[Start Exercise input]

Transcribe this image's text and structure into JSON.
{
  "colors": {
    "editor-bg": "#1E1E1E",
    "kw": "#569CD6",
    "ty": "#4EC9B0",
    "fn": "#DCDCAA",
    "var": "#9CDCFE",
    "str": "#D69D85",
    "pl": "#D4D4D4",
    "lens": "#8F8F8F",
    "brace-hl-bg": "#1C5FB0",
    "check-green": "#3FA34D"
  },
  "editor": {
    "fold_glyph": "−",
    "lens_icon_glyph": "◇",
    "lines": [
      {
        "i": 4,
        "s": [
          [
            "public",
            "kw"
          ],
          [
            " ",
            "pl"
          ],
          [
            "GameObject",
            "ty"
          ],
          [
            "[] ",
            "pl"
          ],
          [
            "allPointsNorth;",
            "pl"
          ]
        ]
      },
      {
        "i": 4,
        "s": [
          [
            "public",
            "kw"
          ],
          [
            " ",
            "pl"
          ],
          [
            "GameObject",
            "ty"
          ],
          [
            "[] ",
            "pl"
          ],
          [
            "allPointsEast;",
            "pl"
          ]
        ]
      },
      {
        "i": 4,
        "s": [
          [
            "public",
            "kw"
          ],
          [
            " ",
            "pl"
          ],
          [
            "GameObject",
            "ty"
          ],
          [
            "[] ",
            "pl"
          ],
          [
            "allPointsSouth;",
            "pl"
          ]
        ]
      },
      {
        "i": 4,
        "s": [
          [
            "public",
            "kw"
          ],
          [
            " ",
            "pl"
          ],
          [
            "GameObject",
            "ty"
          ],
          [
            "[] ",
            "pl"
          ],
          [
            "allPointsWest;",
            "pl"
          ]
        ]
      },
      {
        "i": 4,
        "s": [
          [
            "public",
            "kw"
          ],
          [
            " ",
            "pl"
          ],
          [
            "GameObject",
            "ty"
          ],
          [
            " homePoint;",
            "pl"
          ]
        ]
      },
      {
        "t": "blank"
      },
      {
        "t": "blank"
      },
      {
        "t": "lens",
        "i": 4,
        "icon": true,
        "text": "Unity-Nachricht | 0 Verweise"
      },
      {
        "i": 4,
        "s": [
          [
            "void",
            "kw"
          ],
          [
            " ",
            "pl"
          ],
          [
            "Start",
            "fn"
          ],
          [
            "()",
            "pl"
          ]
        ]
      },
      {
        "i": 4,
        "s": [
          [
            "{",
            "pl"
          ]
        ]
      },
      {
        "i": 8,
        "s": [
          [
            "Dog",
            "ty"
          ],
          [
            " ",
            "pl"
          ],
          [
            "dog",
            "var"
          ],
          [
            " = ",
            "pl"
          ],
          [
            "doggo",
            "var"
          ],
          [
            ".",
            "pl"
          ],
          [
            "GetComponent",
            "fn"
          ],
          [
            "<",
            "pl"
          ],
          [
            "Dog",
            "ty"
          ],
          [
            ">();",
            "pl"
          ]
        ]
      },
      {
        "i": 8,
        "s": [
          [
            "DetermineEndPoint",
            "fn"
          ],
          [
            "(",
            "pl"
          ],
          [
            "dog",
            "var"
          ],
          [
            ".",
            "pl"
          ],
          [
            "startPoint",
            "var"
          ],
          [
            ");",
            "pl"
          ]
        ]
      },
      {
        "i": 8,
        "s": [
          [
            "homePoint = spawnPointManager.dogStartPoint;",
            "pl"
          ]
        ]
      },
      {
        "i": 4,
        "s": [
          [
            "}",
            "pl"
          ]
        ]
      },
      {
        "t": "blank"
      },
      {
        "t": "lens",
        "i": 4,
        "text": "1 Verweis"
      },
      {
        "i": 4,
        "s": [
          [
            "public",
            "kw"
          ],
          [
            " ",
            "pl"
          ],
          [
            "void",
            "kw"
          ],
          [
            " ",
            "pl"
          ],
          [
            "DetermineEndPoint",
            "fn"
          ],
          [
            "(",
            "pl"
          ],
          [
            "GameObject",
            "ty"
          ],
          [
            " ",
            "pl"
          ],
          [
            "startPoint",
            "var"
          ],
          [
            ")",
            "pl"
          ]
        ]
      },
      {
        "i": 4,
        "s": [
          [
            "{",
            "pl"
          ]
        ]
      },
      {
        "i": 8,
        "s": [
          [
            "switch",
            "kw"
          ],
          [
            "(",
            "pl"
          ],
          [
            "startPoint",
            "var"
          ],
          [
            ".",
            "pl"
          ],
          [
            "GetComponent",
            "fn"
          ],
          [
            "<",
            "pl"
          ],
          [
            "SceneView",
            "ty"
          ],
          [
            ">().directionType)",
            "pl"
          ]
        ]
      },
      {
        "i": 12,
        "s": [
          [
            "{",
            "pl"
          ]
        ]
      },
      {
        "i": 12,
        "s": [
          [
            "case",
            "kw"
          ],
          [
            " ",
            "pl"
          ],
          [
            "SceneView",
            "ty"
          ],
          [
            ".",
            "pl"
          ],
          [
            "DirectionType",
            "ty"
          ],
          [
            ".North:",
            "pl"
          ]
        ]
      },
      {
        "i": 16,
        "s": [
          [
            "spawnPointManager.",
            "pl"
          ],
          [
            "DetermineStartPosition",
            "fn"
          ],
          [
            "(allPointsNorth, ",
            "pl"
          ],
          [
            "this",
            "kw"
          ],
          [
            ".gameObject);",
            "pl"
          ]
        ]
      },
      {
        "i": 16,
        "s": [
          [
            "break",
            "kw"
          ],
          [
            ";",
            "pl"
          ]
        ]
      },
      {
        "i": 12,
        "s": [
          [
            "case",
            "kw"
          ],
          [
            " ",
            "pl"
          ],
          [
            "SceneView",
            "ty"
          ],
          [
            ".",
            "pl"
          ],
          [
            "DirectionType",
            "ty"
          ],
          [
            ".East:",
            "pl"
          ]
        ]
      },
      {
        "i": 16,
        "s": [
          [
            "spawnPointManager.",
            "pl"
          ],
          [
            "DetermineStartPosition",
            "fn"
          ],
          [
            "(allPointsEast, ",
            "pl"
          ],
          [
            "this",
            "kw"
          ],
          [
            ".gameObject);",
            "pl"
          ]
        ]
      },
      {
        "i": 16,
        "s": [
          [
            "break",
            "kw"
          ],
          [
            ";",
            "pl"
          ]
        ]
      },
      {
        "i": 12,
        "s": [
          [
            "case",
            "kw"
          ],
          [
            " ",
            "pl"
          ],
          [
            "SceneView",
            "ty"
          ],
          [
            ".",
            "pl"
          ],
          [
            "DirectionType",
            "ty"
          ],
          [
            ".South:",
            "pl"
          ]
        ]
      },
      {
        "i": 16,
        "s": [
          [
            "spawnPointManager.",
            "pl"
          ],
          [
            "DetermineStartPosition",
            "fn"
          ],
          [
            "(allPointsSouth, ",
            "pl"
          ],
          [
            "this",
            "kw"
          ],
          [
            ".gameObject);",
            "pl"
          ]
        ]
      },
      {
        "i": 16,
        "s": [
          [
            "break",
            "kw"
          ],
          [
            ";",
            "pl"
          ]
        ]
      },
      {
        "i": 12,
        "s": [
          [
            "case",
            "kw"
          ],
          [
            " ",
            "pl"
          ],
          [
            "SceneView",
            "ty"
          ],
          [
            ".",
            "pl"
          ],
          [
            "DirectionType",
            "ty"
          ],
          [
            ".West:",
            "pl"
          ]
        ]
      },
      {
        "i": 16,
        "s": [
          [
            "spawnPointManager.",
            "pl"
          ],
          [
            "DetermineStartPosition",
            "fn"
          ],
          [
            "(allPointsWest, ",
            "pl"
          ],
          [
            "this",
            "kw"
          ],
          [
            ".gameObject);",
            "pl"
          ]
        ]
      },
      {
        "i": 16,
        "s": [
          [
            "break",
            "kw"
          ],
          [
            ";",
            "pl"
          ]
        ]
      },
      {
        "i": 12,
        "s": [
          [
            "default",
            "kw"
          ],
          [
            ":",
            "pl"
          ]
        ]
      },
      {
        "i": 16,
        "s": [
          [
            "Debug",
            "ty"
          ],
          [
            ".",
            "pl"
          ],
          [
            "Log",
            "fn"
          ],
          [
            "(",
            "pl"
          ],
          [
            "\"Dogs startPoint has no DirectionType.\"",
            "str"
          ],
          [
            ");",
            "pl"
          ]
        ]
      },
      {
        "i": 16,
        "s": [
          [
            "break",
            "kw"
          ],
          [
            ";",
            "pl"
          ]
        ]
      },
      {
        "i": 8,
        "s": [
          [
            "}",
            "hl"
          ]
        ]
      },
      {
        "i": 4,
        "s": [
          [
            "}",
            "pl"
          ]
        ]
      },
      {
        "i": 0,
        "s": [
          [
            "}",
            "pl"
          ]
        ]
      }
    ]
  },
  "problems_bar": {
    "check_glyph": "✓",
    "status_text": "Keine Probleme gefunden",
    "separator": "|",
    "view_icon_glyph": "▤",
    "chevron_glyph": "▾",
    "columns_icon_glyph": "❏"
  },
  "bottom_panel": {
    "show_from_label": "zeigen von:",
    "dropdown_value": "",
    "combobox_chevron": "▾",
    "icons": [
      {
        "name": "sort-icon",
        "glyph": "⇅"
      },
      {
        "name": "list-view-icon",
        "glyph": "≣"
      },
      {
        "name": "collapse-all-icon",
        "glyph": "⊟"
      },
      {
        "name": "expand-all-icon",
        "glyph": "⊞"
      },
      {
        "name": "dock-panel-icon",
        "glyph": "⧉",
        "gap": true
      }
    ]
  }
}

[End Exercise input]

(Requirement): Pick out each line in the material containing "name".

(Solution to this problem):
        "name": "sort-icon",
        "name": "list-view-icon",
        "name": "collapse-all-icon",
        "name": "expand-all-icon",
        "name": "dock-panel-icon",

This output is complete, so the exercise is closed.